___ DATA ENTRIES
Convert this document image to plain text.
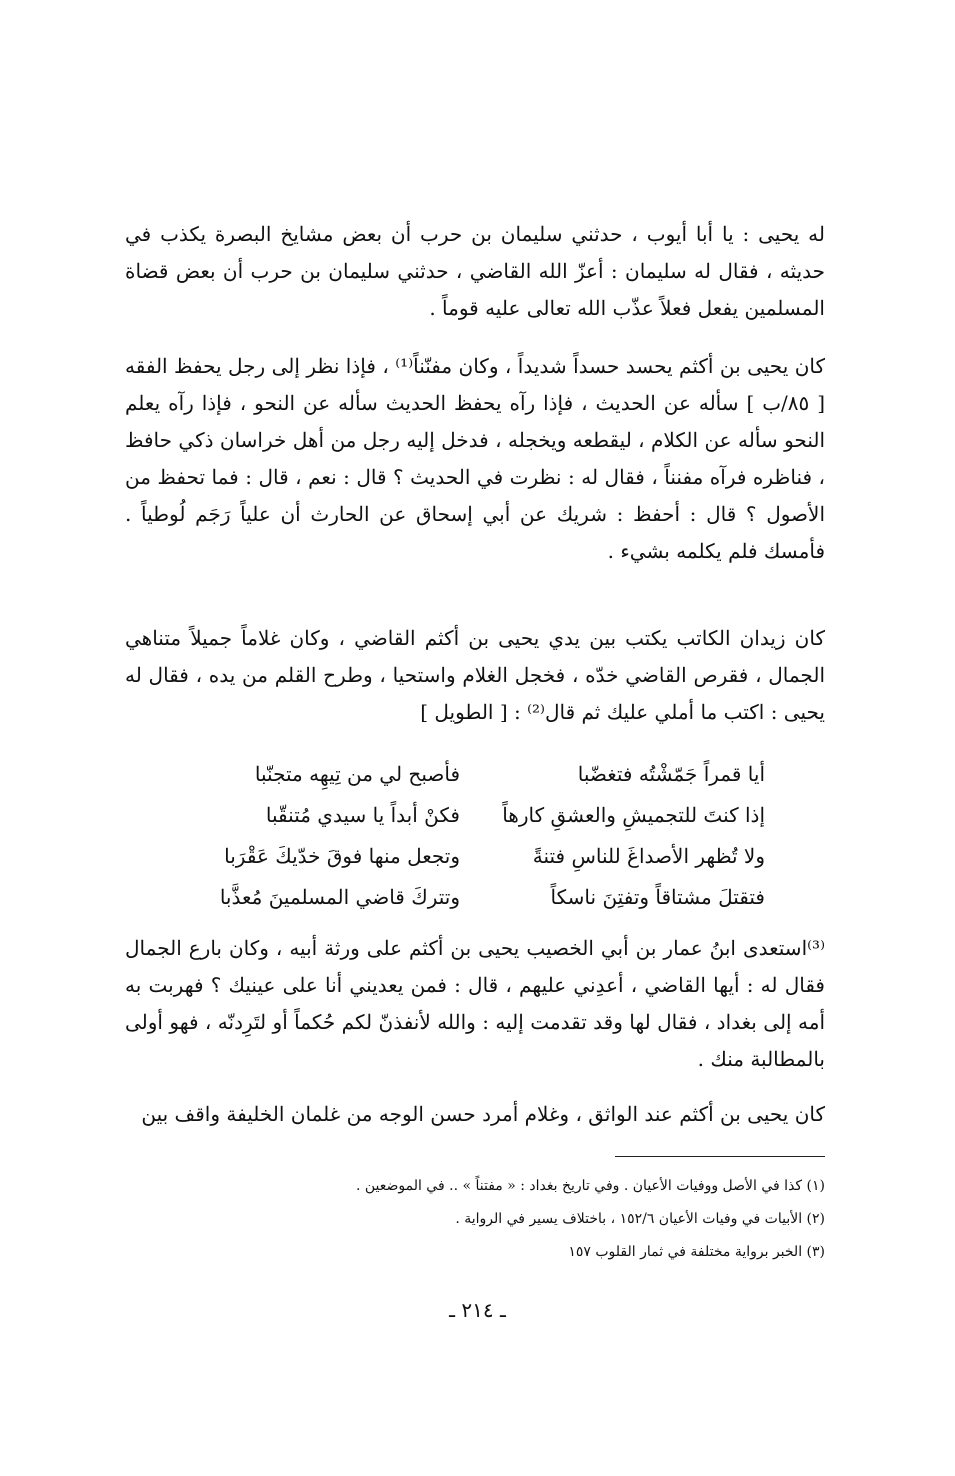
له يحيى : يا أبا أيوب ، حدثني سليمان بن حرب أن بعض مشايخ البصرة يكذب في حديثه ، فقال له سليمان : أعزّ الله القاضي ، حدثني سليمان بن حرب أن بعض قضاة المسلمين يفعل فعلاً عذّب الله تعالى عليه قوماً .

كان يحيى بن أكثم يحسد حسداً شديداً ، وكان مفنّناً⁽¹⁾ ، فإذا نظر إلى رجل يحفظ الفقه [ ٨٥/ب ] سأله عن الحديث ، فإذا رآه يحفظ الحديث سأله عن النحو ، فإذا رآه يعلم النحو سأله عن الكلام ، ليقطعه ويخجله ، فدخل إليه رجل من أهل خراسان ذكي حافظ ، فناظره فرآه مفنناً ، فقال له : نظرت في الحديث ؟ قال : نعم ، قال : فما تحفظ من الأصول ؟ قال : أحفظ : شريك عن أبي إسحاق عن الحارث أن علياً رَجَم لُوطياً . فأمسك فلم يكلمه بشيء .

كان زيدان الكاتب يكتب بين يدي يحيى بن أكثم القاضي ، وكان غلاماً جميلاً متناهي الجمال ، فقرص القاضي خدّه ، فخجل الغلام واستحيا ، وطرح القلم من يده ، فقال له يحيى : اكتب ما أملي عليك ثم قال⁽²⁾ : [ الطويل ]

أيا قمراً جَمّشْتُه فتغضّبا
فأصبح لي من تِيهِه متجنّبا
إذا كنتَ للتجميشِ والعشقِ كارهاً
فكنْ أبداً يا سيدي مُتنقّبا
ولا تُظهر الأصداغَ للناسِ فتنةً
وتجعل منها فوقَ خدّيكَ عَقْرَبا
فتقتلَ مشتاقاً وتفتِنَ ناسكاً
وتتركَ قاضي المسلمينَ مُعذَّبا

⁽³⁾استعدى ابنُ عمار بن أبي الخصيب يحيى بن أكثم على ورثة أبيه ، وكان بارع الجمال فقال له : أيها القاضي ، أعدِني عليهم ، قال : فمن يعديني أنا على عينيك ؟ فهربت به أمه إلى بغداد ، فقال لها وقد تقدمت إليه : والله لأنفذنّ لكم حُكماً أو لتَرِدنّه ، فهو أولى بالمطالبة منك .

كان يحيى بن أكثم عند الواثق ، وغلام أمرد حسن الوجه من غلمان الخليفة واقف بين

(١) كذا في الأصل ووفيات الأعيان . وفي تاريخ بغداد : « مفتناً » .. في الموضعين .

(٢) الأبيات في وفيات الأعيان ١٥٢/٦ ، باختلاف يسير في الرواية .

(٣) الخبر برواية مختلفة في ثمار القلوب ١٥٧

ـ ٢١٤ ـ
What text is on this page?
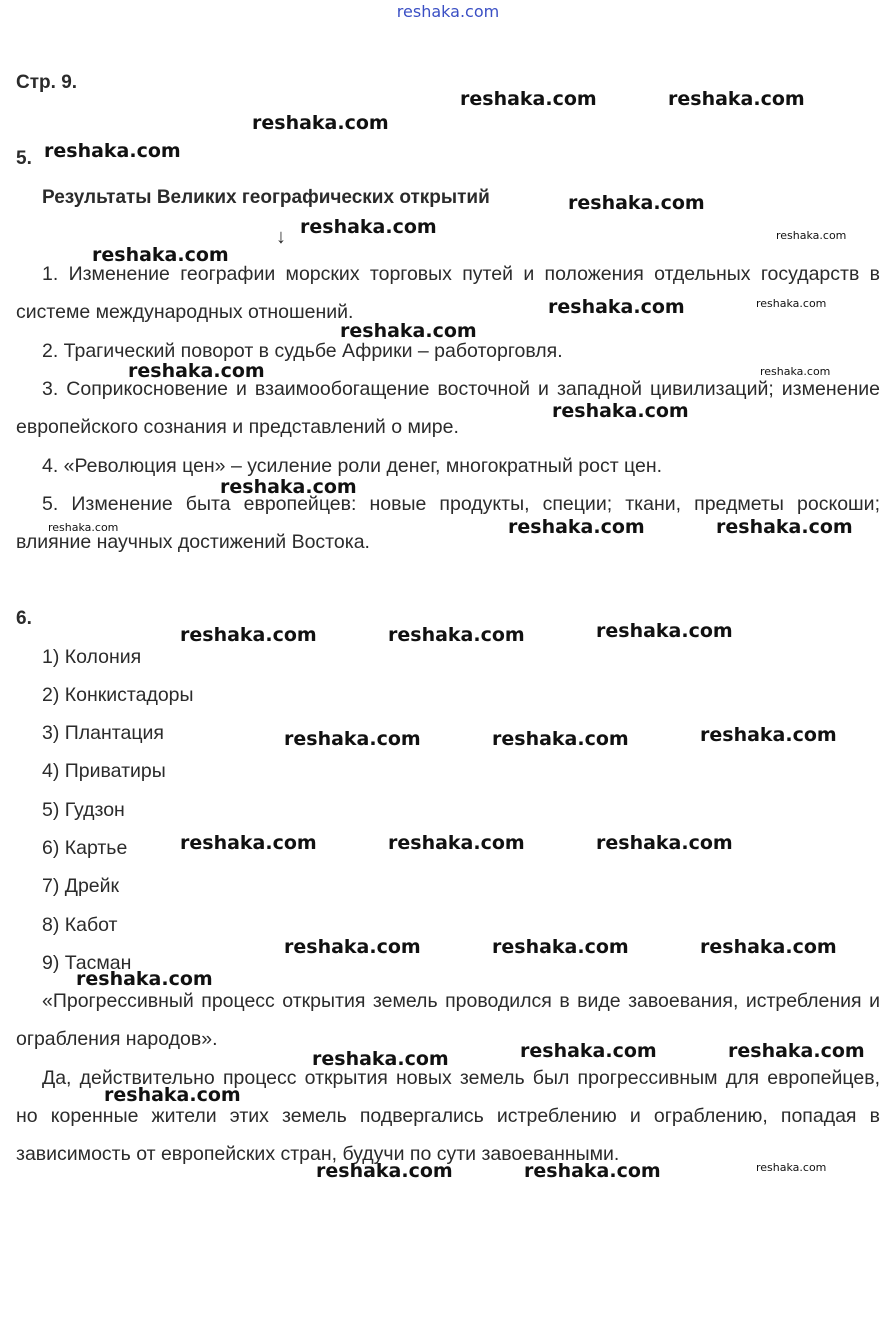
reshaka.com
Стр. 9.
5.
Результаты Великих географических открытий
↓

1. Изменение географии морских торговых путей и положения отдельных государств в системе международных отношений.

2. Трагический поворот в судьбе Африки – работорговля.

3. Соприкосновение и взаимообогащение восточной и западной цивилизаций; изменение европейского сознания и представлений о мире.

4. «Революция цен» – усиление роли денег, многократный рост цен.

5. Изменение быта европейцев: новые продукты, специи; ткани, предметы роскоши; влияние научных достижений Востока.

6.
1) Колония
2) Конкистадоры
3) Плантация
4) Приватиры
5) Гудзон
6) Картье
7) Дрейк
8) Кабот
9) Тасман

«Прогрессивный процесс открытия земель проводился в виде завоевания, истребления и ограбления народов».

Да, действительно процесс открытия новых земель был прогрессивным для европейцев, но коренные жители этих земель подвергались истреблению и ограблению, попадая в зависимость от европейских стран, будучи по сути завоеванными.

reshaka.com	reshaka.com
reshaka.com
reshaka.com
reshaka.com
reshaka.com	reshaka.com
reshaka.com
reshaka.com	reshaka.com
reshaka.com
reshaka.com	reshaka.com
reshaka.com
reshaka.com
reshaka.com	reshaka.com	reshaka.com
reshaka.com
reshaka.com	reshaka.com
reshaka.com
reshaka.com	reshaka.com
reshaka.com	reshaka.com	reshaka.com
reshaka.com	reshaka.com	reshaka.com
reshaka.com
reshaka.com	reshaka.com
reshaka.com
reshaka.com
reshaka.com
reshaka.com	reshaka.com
______
#### [EXERCISE TASK]
State how many lines include the string "this". Give no other information.

#### [REPLY TO THE EXERCISE]
2